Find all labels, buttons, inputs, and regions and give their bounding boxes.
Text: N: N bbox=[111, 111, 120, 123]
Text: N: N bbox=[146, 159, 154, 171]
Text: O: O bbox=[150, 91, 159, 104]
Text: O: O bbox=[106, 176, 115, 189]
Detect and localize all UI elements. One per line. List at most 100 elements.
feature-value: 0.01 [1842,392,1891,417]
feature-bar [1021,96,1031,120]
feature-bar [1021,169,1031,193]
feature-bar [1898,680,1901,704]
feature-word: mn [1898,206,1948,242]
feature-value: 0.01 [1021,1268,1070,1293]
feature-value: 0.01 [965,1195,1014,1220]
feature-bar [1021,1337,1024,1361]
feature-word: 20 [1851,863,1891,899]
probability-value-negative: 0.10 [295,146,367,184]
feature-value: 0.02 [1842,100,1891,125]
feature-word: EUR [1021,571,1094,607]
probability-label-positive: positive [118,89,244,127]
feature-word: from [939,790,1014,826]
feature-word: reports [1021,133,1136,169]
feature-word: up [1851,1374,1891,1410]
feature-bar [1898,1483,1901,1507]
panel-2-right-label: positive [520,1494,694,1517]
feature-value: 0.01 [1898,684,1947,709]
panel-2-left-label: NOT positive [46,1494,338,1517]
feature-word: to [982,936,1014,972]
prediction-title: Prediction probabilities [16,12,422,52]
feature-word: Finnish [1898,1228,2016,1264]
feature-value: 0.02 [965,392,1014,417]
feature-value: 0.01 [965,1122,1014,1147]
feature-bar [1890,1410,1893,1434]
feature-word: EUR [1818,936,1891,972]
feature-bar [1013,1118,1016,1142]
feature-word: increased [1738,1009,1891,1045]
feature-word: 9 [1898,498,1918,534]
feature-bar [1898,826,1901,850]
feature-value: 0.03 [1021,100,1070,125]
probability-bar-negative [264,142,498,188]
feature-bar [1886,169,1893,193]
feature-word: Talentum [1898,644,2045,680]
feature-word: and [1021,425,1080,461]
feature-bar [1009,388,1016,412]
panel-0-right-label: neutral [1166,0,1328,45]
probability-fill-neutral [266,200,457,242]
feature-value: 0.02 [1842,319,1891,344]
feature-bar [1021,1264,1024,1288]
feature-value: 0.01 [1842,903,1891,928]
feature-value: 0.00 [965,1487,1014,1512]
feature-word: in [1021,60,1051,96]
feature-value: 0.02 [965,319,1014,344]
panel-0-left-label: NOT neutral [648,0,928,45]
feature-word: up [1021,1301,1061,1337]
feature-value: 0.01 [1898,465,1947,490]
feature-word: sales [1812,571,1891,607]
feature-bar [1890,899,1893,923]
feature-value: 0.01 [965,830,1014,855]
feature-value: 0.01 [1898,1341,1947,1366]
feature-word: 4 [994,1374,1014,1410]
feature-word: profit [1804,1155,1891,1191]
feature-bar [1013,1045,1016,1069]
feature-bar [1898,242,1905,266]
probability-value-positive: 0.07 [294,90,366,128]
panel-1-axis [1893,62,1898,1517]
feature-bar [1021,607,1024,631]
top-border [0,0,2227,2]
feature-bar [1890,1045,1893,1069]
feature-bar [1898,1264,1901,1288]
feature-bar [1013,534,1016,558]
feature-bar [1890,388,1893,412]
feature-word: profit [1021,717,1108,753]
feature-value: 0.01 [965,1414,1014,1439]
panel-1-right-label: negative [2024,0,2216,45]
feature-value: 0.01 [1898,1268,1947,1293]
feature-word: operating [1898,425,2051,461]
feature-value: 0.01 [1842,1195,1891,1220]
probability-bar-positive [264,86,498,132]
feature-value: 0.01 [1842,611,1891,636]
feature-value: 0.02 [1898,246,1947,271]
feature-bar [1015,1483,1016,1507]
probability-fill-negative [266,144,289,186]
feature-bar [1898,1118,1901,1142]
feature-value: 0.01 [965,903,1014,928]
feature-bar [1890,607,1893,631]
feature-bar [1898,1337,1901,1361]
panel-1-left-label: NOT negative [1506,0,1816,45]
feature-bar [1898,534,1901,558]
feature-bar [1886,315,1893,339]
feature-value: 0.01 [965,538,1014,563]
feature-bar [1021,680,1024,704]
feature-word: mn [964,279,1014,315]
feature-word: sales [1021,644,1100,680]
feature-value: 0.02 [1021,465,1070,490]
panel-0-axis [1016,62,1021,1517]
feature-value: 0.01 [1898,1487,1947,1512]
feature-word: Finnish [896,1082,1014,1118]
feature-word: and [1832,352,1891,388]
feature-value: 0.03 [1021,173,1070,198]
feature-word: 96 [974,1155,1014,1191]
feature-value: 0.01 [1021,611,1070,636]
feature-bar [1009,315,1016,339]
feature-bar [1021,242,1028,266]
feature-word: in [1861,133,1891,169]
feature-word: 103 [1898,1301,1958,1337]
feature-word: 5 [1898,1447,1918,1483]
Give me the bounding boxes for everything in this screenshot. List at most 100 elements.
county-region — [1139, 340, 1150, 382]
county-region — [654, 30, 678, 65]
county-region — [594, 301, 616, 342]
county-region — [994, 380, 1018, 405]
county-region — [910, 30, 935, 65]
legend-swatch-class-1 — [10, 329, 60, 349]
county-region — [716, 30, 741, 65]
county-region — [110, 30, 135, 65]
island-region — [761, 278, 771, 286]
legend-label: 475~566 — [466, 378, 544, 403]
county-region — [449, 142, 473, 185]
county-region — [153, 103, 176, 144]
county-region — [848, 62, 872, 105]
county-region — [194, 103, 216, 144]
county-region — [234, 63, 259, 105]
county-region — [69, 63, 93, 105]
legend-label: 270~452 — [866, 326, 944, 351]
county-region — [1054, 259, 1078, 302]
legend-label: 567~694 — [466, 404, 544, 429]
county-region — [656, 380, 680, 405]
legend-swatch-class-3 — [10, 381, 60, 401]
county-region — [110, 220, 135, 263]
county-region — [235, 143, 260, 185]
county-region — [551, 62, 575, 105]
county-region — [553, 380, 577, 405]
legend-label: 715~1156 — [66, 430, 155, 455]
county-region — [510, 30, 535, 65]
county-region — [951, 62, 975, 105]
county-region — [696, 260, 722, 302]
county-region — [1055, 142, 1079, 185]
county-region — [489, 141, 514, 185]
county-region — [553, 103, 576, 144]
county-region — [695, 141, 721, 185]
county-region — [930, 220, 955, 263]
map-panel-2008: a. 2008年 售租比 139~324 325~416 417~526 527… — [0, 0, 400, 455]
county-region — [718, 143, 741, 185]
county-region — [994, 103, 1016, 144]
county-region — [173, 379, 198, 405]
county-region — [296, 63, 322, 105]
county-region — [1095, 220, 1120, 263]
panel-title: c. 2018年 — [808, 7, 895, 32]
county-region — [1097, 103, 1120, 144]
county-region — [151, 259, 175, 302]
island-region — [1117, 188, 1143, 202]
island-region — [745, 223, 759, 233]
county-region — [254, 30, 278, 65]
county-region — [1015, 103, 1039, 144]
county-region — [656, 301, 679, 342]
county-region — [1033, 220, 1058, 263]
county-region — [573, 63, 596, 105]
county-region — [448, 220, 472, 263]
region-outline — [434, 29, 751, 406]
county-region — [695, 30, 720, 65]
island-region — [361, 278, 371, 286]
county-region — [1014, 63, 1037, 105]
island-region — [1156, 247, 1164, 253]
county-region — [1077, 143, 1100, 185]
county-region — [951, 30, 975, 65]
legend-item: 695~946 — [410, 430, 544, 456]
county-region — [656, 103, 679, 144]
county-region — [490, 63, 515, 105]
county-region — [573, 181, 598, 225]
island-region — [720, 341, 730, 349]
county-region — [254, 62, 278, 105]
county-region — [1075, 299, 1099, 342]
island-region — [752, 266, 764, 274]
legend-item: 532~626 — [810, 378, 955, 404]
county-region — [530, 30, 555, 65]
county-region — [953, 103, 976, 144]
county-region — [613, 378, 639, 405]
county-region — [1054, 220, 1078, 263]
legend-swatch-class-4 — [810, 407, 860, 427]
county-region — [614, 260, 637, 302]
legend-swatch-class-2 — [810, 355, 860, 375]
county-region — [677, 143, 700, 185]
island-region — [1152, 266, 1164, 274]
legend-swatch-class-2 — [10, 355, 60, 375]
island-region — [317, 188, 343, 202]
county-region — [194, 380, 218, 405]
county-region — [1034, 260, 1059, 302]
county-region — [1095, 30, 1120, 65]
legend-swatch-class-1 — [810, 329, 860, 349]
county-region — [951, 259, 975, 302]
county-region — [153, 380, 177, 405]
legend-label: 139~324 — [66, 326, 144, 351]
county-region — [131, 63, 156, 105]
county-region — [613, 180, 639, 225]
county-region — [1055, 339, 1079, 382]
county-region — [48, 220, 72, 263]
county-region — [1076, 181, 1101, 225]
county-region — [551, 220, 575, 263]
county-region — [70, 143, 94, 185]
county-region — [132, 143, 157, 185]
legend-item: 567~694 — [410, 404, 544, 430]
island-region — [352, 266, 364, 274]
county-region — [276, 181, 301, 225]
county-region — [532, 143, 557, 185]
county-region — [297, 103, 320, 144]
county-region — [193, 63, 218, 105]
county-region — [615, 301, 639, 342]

____________________

Pull out every line in the material above that contains the string "item", where case counts.

_Task output:_
legend-item: 695~946 — [410, 430, 544, 456]
legend-item: 532~626 — [810, 378, 955, 404]
legend-item: 567~694 — [410, 404, 544, 430]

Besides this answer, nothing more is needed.